## [Material to process]
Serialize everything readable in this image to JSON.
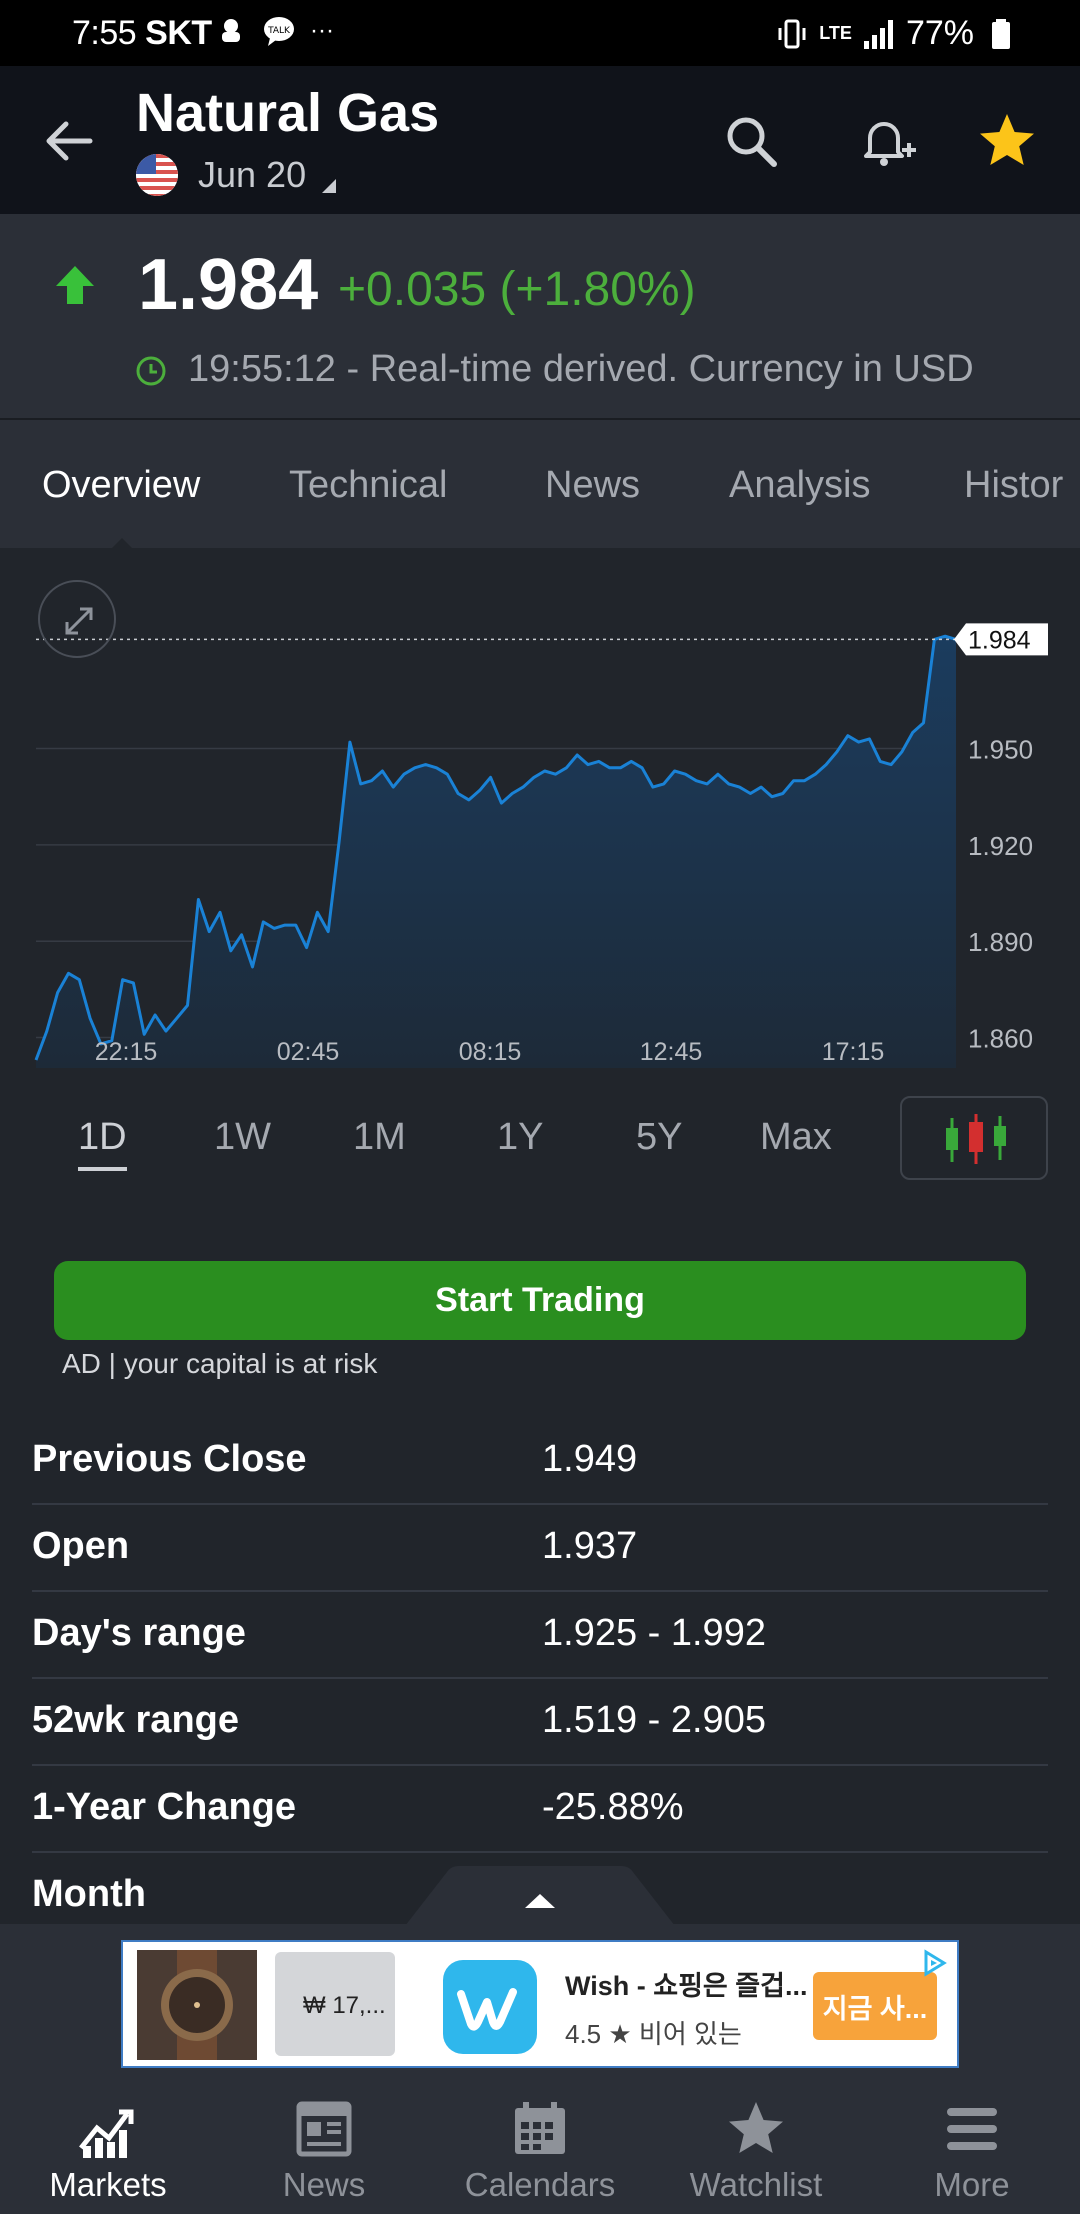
{
  "status_bar": {
    "time": "7:55",
    "carrier": "SKT",
    "dots": "···",
    "network": "LTE",
    "battery": "77%"
  },
  "header": {
    "title": "Natural Gas",
    "contract": "Jun 20",
    "icons": [
      "back-arrow-icon",
      "search-icon",
      "add-alert-icon",
      "star-icon"
    ],
    "star_color": "#fcc419"
  },
  "quote": {
    "price": "1.984",
    "change": "+0.035 (+1.80%)",
    "timestamp_text": "19:55:12 - Real-time derived. Currency in USD",
    "up_color": "#4caf3c"
  },
  "tabs": [
    {
      "label": "Overview",
      "active": true
    },
    {
      "label": "Technical",
      "active": false
    },
    {
      "label": "News",
      "active": false
    },
    {
      "label": "Analysis",
      "active": false
    },
    {
      "label": "Histor",
      "active": false
    }
  ],
  "chart_data": {
    "type": "area",
    "x_tick_labels": [
      "22:15",
      "02:45",
      "08:15",
      "12:45",
      "17:15"
    ],
    "y_tick_labels": [
      "1.950",
      "1.920",
      "1.890",
      "1.860"
    ],
    "ylim": [
      1.853,
      2.0
    ],
    "last_price_label": "1.984",
    "line_color": "#1a82d6",
    "series": [
      {
        "values": [
          1.853,
          1.862,
          1.874,
          1.88,
          1.878,
          1.866,
          1.858,
          1.859,
          1.878,
          1.877,
          1.861,
          1.867,
          1.862,
          1.866,
          1.87,
          1.903,
          1.893,
          1.899,
          1.887,
          1.892,
          1.882,
          1.896,
          1.894,
          1.895,
          1.895,
          1.888,
          1.899,
          1.893,
          1.921,
          1.952,
          1.939,
          1.94,
          1.943,
          1.938,
          1.942,
          1.944,
          1.945,
          1.944,
          1.942,
          1.936,
          1.934,
          1.937,
          1.941,
          1.933,
          1.936,
          1.938,
          1.941,
          1.943,
          1.942,
          1.944,
          1.948,
          1.945,
          1.946,
          1.944,
          1.944,
          1.946,
          1.944,
          1.938,
          1.939,
          1.943,
          1.942,
          1.94,
          1.939,
          1.942,
          1.939,
          1.938,
          1.936,
          1.938,
          1.935,
          1.936,
          1.94,
          1.94,
          1.942,
          1.945,
          1.949,
          1.954,
          1.952,
          1.953,
          1.946,
          1.945,
          1.949,
          1.955,
          1.958,
          1.984,
          1.985,
          1.984
        ]
      }
    ]
  },
  "ranges": [
    {
      "label": "1D",
      "active": true
    },
    {
      "label": "1W",
      "active": false
    },
    {
      "label": "1M",
      "active": false
    },
    {
      "label": "1Y",
      "active": false
    },
    {
      "label": "5Y",
      "active": false
    },
    {
      "label": "Max",
      "active": false
    }
  ],
  "trade": {
    "button_label": "Start Trading",
    "button_color": "#2a8e1f",
    "disclaimer": "AD | your capital is at risk"
  },
  "stats": [
    {
      "label": "Previous Close",
      "value": "1.949"
    },
    {
      "label": "Open",
      "value": "1.937"
    },
    {
      "label": "Day's range",
      "value": "1.925 - 1.992"
    },
    {
      "label": "52wk range",
      "value": "1.519 - 2.905"
    },
    {
      "label": "1-Year Change",
      "value": "-25.88%"
    },
    {
      "label": "Month",
      "value": ""
    }
  ],
  "ad": {
    "product_price": "₩ 17,...",
    "title": "Wish - 쇼핑은 즐겁...",
    "rating": "4.5 ★  비어 있는",
    "cta": "지금 사..."
  },
  "bottom_nav": [
    {
      "label": "Markets",
      "icon": "markets-chart-icon",
      "active": true
    },
    {
      "label": "News",
      "icon": "news-icon",
      "active": false
    },
    {
      "label": "Calendars",
      "icon": "calendar-icon",
      "active": false
    },
    {
      "label": "Watchlist",
      "icon": "star-icon",
      "active": false
    },
    {
      "label": "More",
      "icon": "menu-icon",
      "active": false
    }
  ]
}
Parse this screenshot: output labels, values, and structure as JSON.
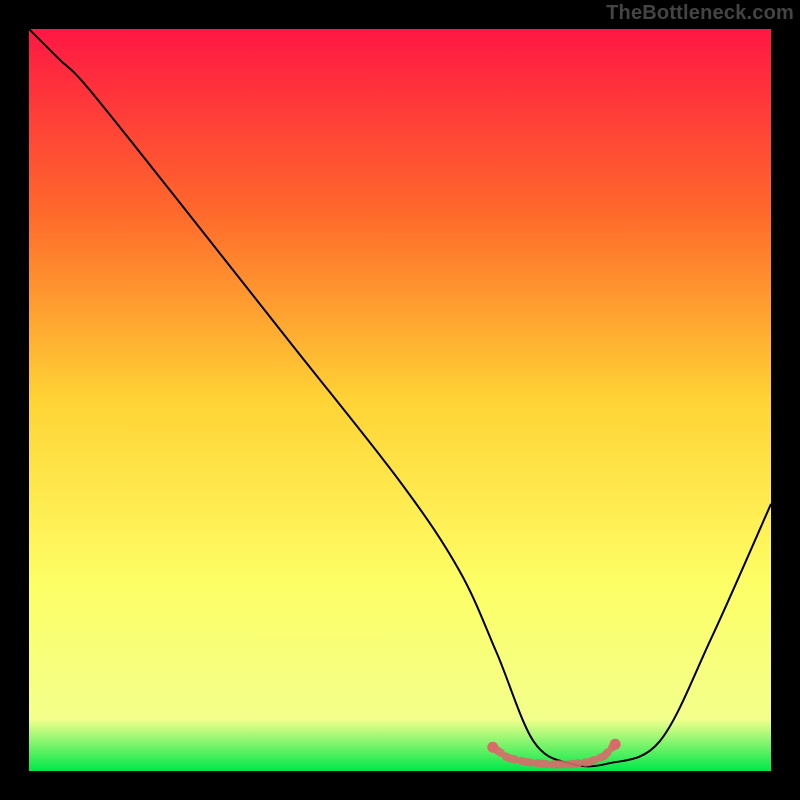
{
  "watermark": "TheBottleneck.com",
  "chart_data": {
    "type": "line",
    "title": "",
    "xlabel": "",
    "ylabel": "",
    "xlim": [
      0,
      100
    ],
    "ylim": [
      0,
      100
    ],
    "gradient_stops": [
      {
        "offset": 0,
        "color": "#ff1744"
      },
      {
        "offset": 25,
        "color": "#ff6a2b"
      },
      {
        "offset": 50,
        "color": "#ffd335"
      },
      {
        "offset": 75,
        "color": "#fdff66"
      },
      {
        "offset": 93,
        "color": "#f3ff8c"
      },
      {
        "offset": 100,
        "color": "#00e84a"
      }
    ],
    "series": [
      {
        "name": "bottleneck-curve",
        "color": "#000000",
        "x": [
          0,
          4,
          8,
          20,
          35,
          50,
          58,
          63,
          68,
          73,
          78,
          85,
          92,
          100
        ],
        "y": [
          100,
          96,
          92,
          77,
          58,
          39,
          27,
          16,
          4,
          1,
          1,
          4,
          18,
          36
        ]
      }
    ],
    "markers": {
      "name": "highlight-band",
      "color": "#d86a6a",
      "x": [
        62.5,
        64.5,
        67.0,
        70.0,
        73.0,
        75.5,
        77.5,
        79.0
      ],
      "y": [
        3.2,
        1.8,
        1.2,
        0.9,
        0.9,
        1.2,
        2.0,
        3.6
      ]
    }
  }
}
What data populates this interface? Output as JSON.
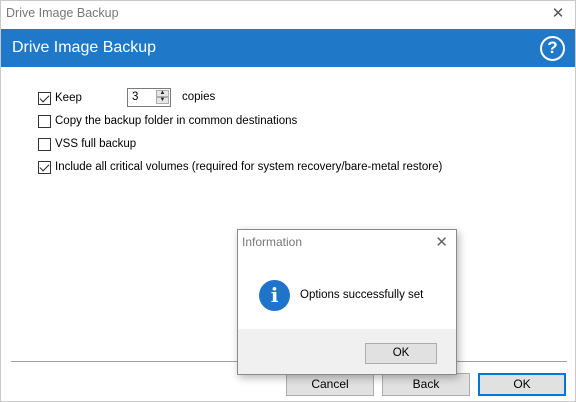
{
  "window": {
    "title": "Drive Image Backup"
  },
  "banner": {
    "heading": "Drive Image Backup",
    "help_glyph": "?"
  },
  "options": {
    "keep": {
      "label": "Keep",
      "checked": true,
      "copies_value": "3",
      "copies_suffix": "copies"
    },
    "copy_backup_folder": {
      "label": "Copy the backup folder in common destinations",
      "checked": false
    },
    "vss_full_backup": {
      "label": "VSS full backup",
      "checked": false
    },
    "include_critical_volumes": {
      "label": "Include all critical volumes (required for system recovery/bare-metal restore)",
      "checked": true
    }
  },
  "buttons": {
    "cancel": "Cancel",
    "back": "Back",
    "ok": "OK"
  },
  "dialog": {
    "title": "Information",
    "message": "Options successfully set",
    "ok": "OK",
    "icon": "info-icon"
  },
  "colors": {
    "accent": "#1f78c8",
    "focus_border": "#0078d7"
  }
}
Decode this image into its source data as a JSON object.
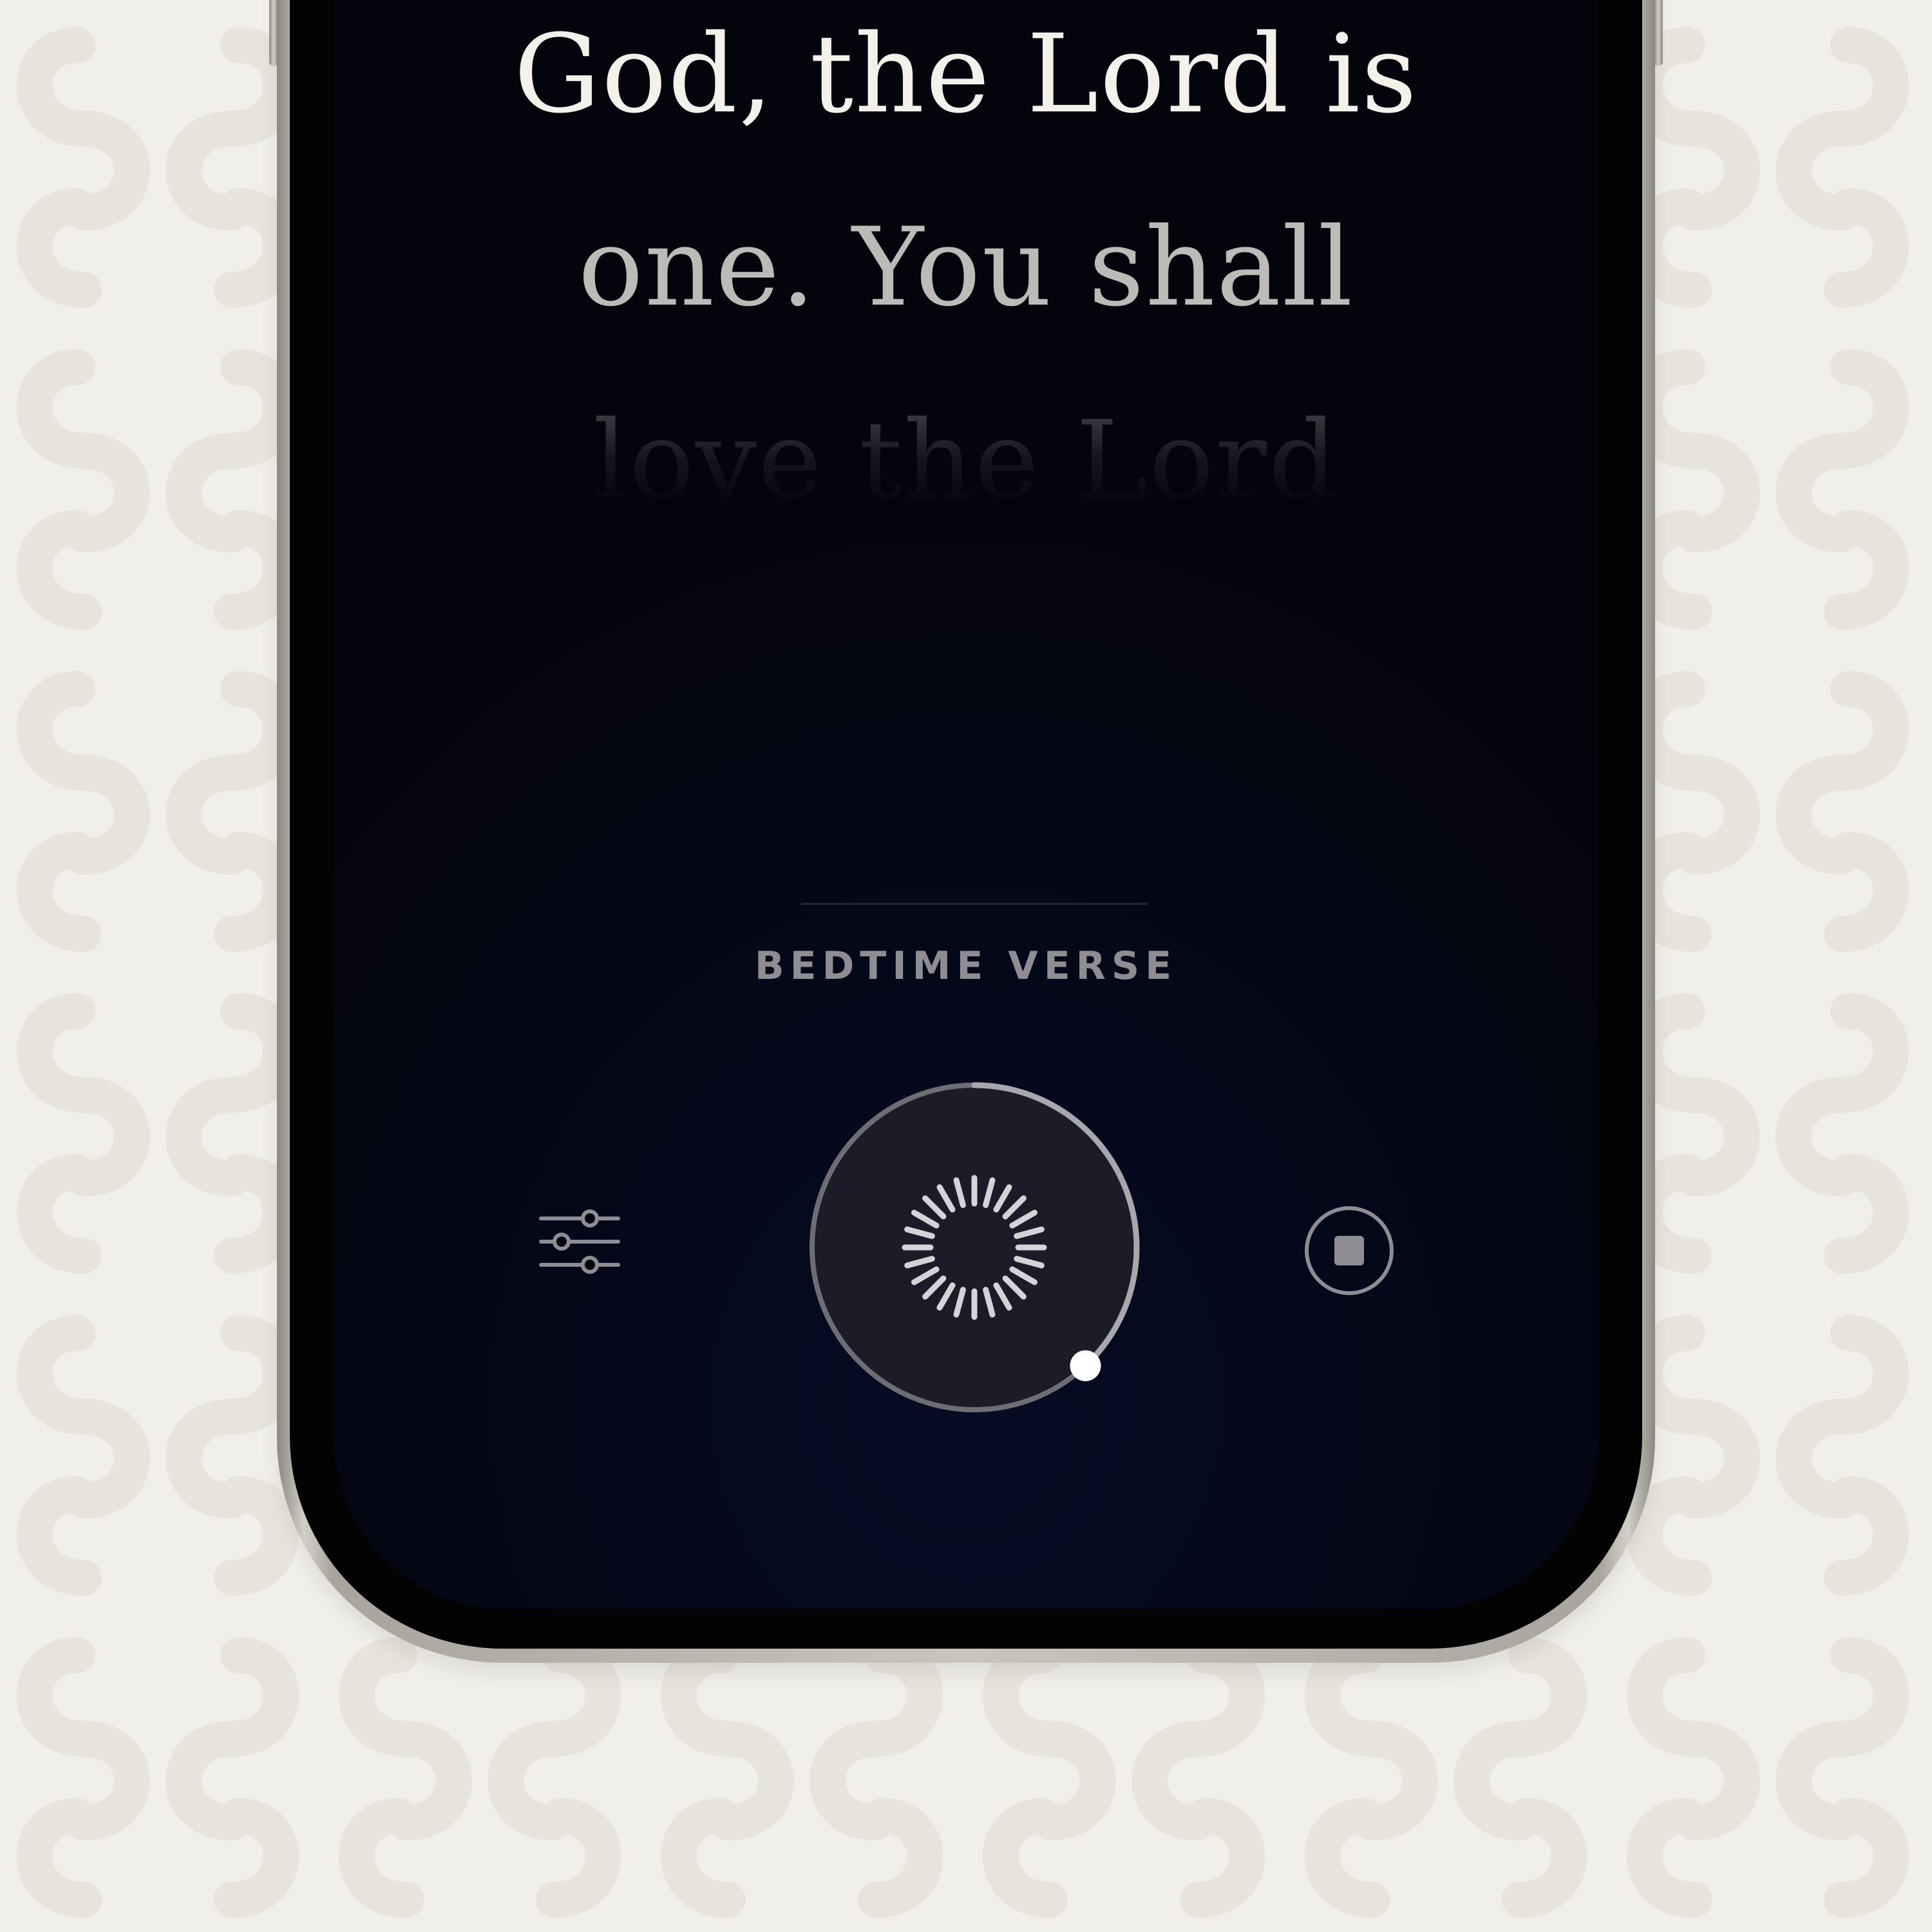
{
  "verse": {
    "lines": [
      "God, the Lord is",
      "one. You shall",
      "love the Lord"
    ]
  },
  "section": {
    "label": "BEDTIME VERSE"
  },
  "player": {
    "progress": 0.38,
    "state": "playing"
  },
  "icons": {
    "settings": "sliders-icon",
    "play": "sunburst-loading-icon",
    "stop": "stop-icon"
  },
  "colors": {
    "background": "#f1efea",
    "screen": "#03040c",
    "verse_text": "#f4f1ea",
    "label_text": "#8e8d92",
    "button_fill": "#1c1c28",
    "ring": "#77767c",
    "knob": "#ffffff"
  }
}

## [What the exercise asks]
Reproduce exactly, without any picture, the lines from the one bearing "Decode this image" to the last line of the records above.

## [Expected answer]
Decode this image into its source data as a JSON object.
{
  "verse": {
    "lines": [
      "God, the Lord is",
      "one. You shall",
      "love the Lord"
    ]
  },
  "section": {
    "label": "BEDTIME VERSE"
  },
  "player": {
    "progress": 0.38,
    "state": "playing"
  },
  "icons": {
    "settings": "sliders-icon",
    "play": "sunburst-loading-icon",
    "stop": "stop-icon"
  },
  "colors": {
    "background": "#f1efea",
    "screen": "#03040c",
    "verse_text": "#f4f1ea",
    "label_text": "#8e8d92",
    "button_fill": "#1c1c28",
    "ring": "#77767c",
    "knob": "#ffffff"
  }
}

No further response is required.